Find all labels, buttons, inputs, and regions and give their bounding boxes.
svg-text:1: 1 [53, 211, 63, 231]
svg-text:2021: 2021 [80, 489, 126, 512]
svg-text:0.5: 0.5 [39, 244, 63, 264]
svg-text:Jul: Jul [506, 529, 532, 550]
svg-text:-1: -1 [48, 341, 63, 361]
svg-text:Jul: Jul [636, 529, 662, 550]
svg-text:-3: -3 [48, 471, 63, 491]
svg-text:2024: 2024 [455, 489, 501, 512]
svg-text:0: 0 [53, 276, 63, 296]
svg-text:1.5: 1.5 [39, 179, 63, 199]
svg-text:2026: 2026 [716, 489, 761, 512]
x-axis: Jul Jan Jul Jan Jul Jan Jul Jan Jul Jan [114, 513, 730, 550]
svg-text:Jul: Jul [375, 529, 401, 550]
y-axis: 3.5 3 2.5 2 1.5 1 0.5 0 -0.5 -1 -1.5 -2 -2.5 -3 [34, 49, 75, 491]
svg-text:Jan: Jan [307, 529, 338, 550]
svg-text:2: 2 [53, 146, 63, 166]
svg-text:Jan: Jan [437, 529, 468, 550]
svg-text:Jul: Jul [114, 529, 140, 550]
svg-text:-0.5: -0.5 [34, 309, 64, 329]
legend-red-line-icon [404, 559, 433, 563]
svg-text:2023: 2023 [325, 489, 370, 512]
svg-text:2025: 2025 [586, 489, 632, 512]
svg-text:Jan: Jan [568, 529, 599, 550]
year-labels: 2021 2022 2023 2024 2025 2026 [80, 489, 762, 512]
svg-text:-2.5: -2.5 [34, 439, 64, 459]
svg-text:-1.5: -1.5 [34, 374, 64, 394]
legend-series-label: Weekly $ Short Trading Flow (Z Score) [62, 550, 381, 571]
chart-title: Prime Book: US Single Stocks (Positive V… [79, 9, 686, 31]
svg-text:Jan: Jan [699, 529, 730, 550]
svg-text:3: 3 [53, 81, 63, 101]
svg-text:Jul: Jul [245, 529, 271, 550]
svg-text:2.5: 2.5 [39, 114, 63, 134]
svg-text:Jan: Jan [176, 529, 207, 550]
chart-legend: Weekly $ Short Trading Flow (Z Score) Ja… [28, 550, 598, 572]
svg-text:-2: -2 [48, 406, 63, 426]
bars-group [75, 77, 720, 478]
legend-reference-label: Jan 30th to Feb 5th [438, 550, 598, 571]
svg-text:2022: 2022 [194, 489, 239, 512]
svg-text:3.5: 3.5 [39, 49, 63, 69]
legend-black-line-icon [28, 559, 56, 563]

■ ■ ■ ■ ■

→ **Stated problem**:
Reproduce the material above line for line, without changing anything.

→ **Finished answer**:
Find all labels, buttons, inputs, and regions and give their bounding boxes.
svg-text:1: 1 [53, 211, 63, 231]
svg-text:2021: 2021 [80, 489, 126, 512]
svg-text:0.5: 0.5 [39, 244, 63, 264]
svg-text:Jul: Jul [506, 529, 532, 550]
svg-text:-1: -1 [48, 341, 63, 361]
svg-text:Jul: Jul [636, 529, 662, 550]
svg-text:-3: -3 [48, 471, 63, 491]
svg-text:2024: 2024 [455, 489, 501, 512]
svg-text:0: 0 [53, 276, 63, 296]
svg-text:1.5: 1.5 [39, 179, 63, 199]
svg-text:2026: 2026 [716, 489, 761, 512]
x-axis: Jul Jan Jul Jan Jul Jan Jul Jan Jul Jan [114, 513, 730, 550]
svg-text:Jul: Jul [375, 529, 401, 550]
y-axis: 3.5 3 2.5 2 1.5 1 0.5 0 -0.5 -1 -1.5 -2 -2.5 -3 [34, 49, 75, 491]
svg-text:Jan: Jan [307, 529, 338, 550]
svg-text:2: 2 [53, 146, 63, 166]
svg-text:Jan: Jan [437, 529, 468, 550]
svg-text:Jul: Jul [114, 529, 140, 550]
svg-text:-0.5: -0.5 [34, 309, 64, 329]
legend-red-line-icon [404, 559, 433, 563]
svg-text:2023: 2023 [325, 489, 370, 512]
svg-text:2025: 2025 [586, 489, 632, 512]
svg-text:Jan: Jan [568, 529, 599, 550]
year-labels: 2021 2022 2023 2024 2025 2026 [80, 489, 762, 512]
svg-text:-2.5: -2.5 [34, 439, 64, 459]
svg-text:-1.5: -1.5 [34, 374, 64, 394]
legend-series-label: Weekly $ Short Trading Flow (Z Score) [62, 550, 381, 571]
chart-title: Prime Book: US Single Stocks (Positive V… [79, 9, 686, 31]
svg-text:Jan: Jan [699, 529, 730, 550]
svg-text:3: 3 [53, 81, 63, 101]
svg-text:Jul: Jul [245, 529, 271, 550]
svg-text:2.5: 2.5 [39, 114, 63, 134]
svg-text:Jan: Jan [176, 529, 207, 550]
chart-legend: Weekly $ Short Trading Flow (Z Score) Ja… [28, 550, 598, 572]
svg-text:-2: -2 [48, 406, 63, 426]
bars-group [75, 77, 720, 478]
legend-reference-label: Jan 30th to Feb 5th [438, 550, 598, 571]
svg-text:2022: 2022 [194, 489, 239, 512]
svg-text:3.5: 3.5 [39, 49, 63, 69]
legend-black-line-icon [28, 559, 56, 563]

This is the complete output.